=== WHAT IS NEEDED ===
Take every line where the string "Great" appears and copy it.

--- START ---

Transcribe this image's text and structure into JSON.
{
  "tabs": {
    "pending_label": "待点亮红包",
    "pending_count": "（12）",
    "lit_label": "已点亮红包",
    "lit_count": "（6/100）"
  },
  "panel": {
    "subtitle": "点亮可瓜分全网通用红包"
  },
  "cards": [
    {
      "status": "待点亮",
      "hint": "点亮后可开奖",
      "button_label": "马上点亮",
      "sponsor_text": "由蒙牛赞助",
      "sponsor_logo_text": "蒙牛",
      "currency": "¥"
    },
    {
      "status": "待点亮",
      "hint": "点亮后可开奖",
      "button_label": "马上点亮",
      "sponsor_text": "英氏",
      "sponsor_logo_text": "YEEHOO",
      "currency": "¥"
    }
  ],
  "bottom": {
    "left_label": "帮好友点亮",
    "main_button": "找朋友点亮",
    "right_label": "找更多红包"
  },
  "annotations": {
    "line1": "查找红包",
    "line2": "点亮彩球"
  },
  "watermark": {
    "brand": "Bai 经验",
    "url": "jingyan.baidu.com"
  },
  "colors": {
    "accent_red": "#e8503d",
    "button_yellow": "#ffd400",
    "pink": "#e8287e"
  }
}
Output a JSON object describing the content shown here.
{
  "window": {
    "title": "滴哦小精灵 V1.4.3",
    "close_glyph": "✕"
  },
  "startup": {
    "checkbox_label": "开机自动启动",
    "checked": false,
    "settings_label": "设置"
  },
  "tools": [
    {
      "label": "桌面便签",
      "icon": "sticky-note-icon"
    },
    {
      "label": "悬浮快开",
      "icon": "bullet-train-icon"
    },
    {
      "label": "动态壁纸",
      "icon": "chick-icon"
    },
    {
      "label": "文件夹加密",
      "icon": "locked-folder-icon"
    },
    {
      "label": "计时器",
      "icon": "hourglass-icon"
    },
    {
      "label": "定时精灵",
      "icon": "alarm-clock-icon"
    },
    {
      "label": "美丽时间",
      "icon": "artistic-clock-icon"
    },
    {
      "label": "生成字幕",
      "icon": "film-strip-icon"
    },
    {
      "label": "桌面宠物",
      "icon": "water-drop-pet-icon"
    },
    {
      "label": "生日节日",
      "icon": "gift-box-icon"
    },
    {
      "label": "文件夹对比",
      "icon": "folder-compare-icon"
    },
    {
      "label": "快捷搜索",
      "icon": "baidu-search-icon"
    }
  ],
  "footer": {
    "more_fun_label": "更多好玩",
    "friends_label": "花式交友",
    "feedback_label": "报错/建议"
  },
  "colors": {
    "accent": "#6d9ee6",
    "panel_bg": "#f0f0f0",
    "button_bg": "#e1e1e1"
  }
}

--- END ---
--- START ---

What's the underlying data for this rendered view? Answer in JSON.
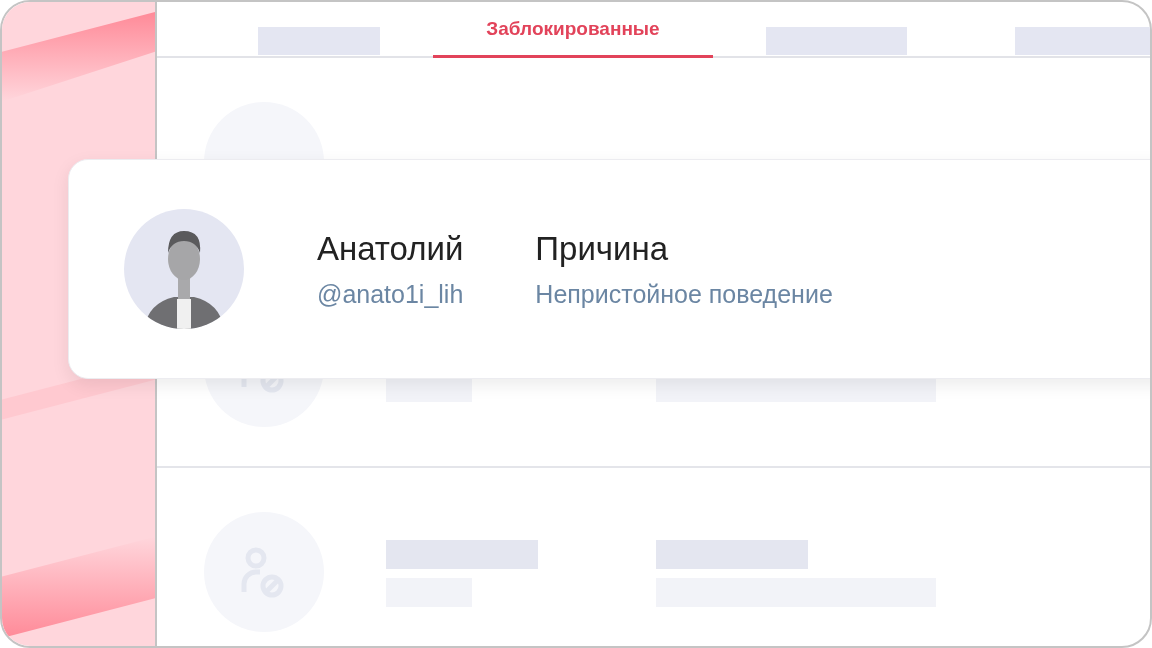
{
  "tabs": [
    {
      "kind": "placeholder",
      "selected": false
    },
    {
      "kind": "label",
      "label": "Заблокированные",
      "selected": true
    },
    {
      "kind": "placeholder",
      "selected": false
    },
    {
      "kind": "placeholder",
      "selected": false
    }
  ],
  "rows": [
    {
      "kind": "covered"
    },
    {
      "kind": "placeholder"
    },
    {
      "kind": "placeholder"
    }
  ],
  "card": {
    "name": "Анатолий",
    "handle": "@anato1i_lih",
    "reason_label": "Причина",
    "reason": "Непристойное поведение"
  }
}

--- END ---
--- START ---

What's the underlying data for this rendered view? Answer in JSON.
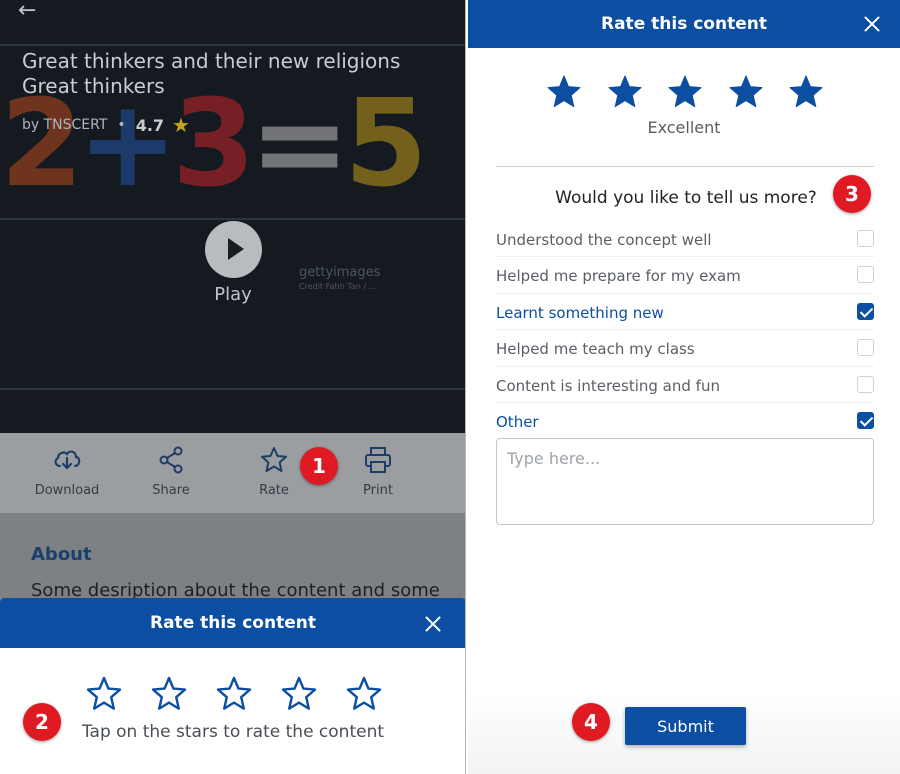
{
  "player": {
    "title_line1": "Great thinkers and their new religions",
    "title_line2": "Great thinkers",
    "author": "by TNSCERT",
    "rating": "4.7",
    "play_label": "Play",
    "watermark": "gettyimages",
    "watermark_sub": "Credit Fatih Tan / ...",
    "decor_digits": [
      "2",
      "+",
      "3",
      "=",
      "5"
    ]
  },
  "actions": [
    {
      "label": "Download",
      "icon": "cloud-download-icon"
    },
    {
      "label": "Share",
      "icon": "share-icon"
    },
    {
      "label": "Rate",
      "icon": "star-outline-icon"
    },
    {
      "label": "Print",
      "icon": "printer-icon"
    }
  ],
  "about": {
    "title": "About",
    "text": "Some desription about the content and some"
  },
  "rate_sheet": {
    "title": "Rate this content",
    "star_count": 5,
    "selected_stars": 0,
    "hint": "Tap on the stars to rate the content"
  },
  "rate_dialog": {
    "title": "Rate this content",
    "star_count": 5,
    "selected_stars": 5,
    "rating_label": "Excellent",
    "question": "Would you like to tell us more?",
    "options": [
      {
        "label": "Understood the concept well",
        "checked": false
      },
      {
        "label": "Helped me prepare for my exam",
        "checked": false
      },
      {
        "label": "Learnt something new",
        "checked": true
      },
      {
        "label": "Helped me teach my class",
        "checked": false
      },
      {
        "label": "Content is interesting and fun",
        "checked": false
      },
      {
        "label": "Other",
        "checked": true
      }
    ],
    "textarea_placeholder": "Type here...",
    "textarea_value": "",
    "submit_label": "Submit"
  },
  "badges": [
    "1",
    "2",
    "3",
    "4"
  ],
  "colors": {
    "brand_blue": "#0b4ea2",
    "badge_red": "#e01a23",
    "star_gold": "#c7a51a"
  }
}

--- END ---

=== EXERCISE RESULT ===
    "title_line1": "Great thinkers and their new religions",
    "title_line2": "Great thinkers",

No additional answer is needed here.